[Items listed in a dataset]
%%
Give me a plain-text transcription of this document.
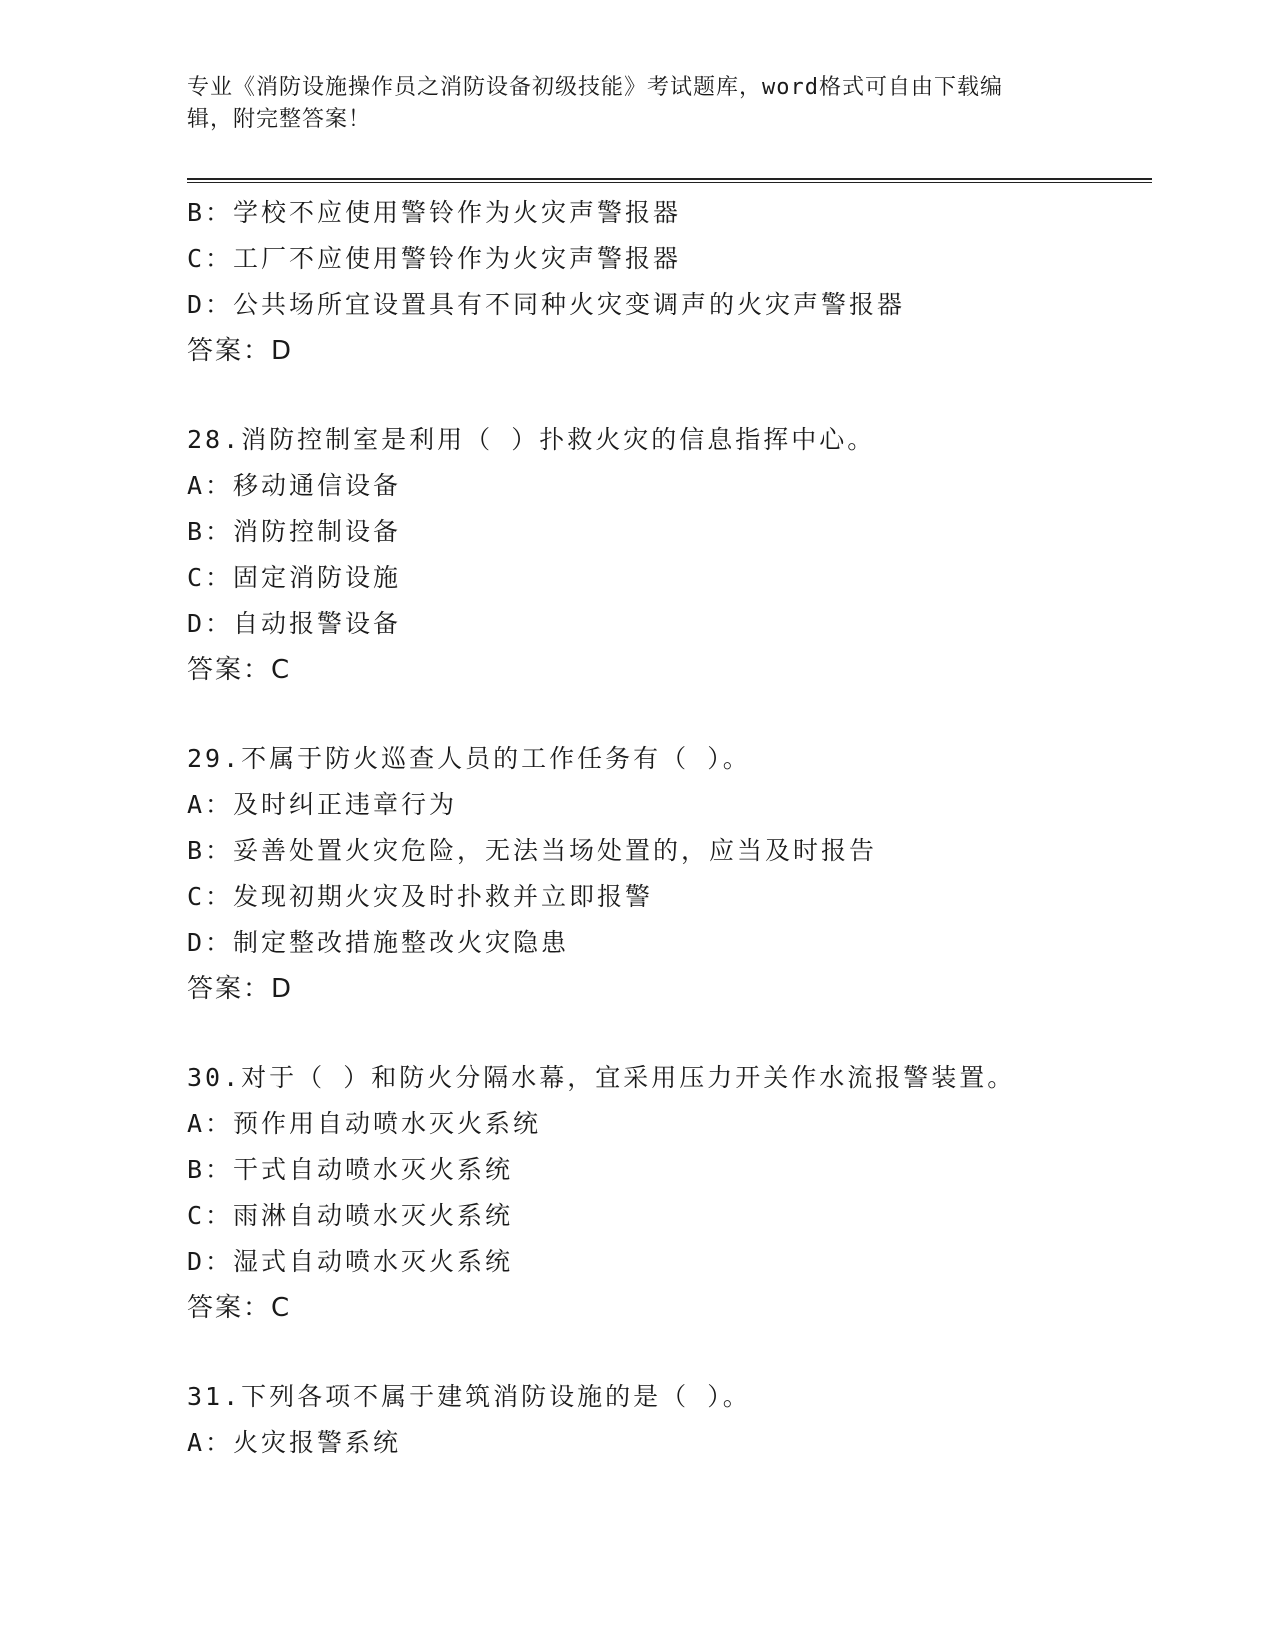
专业《消防设施操作员之消防设备初级技能》考试题库，word格式可自由下载编
辑，附完整答案！
B：学校不应使用警铃作为火灾声警报器
C：工厂不应使用警铃作为火灾声警报器
D：公共场所宜设置具有不同种火灾变调声的火灾声警报器
答案：D
28.消防控制室是利用（ ）扑救火灾的信息指挥中心。
A：移动通信设备
B：消防控制设备
C：固定消防设施
D：自动报警设备
答案：C
29.不属于防火巡查人员的工作任务有（ ）。
A：及时纠正违章行为
B：妥善处置火灾危险，无法当场处置的，应当及时报告
C：发现初期火灾及时扑救并立即报警
D：制定整改措施整改火灾隐患
答案：D
30.对于（ ）和防火分隔水幕，宜采用压力开关作水流报警装置。
A：预作用自动喷水灭火系统
B：干式自动喷水灭火系统
C：雨淋自动喷水灭火系统
D：湿式自动喷水灭火系统
答案：C
31.下列各项不属于建筑消防设施的是（ ）。
A：火灾报警系统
%%
**WHAT TO PRODUCE:** Exclude every picture and copy the remaining data exactly.

**COMPLETE OUTPUT:**
Give me a plain-text transcription of this document.
专业《消防设施操作员之消防设备初级技能》考试题库，word格式可自由下载编
辑，附完整答案！
B：学校不应使用警铃作为火灾声警报器
C：工厂不应使用警铃作为火灾声警报器
D：公共场所宜设置具有不同种火灾变调声的火灾声警报器
答案：D
28.消防控制室是利用（ ）扑救火灾的信息指挥中心。
A：移动通信设备
B：消防控制设备
C：固定消防设施
D：自动报警设备
答案：C
29.不属于防火巡查人员的工作任务有（ ）。
A：及时纠正违章行为
B：妥善处置火灾危险，无法当场处置的，应当及时报告
C：发现初期火灾及时扑救并立即报警
D：制定整改措施整改火灾隐患
答案：D
30.对于（ ）和防火分隔水幕，宜采用压力开关作水流报警装置。
A：预作用自动喷水灭火系统
B：干式自动喷水灭火系统
C：雨淋自动喷水灭火系统
D：湿式自动喷水灭火系统
答案：C
31.下列各项不属于建筑消防设施的是（ ）。
A：火灾报警系统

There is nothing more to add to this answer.